_Goal_
Track down each line that has the word "yellow" and copy it.

_Source records_
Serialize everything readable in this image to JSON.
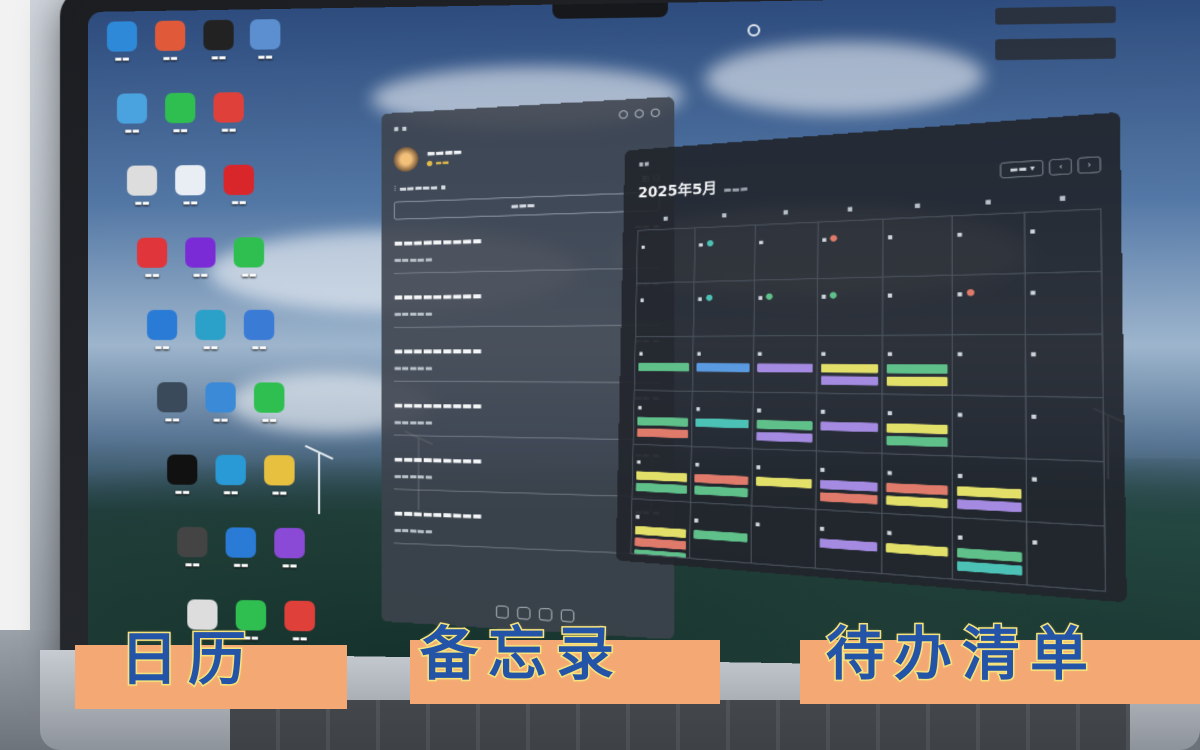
{
  "banner": {
    "calendar": "日历",
    "memo": "备忘录",
    "todo": "待办清单"
  },
  "desktop_icons": [
    {
      "icon": "computer-icon",
      "color": "#2e8ad8"
    },
    {
      "icon": "app-grid-icon",
      "color": "#e05a3a"
    },
    {
      "icon": "qq-penguin-icon",
      "color": "#222222"
    },
    {
      "icon": "folder-icon",
      "color": "#5b8fd0"
    },
    {
      "icon": "recycle-bin-icon",
      "color": "#4aa3df"
    },
    {
      "icon": "wechat-icon",
      "color": "#2fbf50"
    },
    {
      "icon": "cloud-icon",
      "color": "#e0403a"
    },
    {
      "icon": "document-icon",
      "color": "#dddddd"
    },
    {
      "icon": "file-icon",
      "color": "#e8eef4"
    },
    {
      "icon": "wps-icon",
      "color": "#d8262b"
    },
    {
      "icon": "music-icon",
      "color": "#e0353a"
    },
    {
      "icon": "video-icon",
      "color": "#7a2bd6"
    },
    {
      "icon": "phone-icon",
      "color": "#2fbf50"
    },
    {
      "icon": "browser-icon",
      "color": "#2a7bd6"
    },
    {
      "icon": "monitor-icon",
      "color": "#2ba0c8"
    },
    {
      "icon": "search-icon",
      "color": "#3a7bd6"
    },
    {
      "icon": "tools-icon",
      "color": "#3a4a5a"
    },
    {
      "icon": "chat-icon",
      "color": "#3a8ad8"
    },
    {
      "icon": "map-icon",
      "color": "#2fbf50"
    },
    {
      "icon": "capcut-icon",
      "color": "#111111"
    },
    {
      "icon": "edge-icon",
      "color": "#2a9ad6"
    },
    {
      "icon": "folder-yellow-icon",
      "color": "#e8c040"
    },
    {
      "icon": "image-icon",
      "color": "#444444"
    },
    {
      "icon": "store-icon",
      "color": "#2a7bd6"
    },
    {
      "icon": "triangle-icon",
      "color": "#8a4ad6"
    },
    {
      "icon": "gallery-icon",
      "color": "#dddddd"
    },
    {
      "icon": "android-icon",
      "color": "#2fbf50"
    },
    {
      "icon": "chrome-icon",
      "color": "#e0403a"
    },
    {
      "icon": "notes-icon",
      "color": "#e8a040"
    }
  ],
  "memo": {
    "items_count": 6
  },
  "calendar": {
    "title": "2025年5月",
    "rows": 6,
    "cols": 7,
    "event_colors": {
      "green": "#5fc08a",
      "yellow": "#e3e06a",
      "purple": "#a48ae0",
      "red": "#e07a6a",
      "teal": "#4cc2b6",
      "blue": "#5a9ae0"
    }
  }
}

_Completed task_
      "icon": "folder-yellow-icon",
      "yellow": "#e3e06a",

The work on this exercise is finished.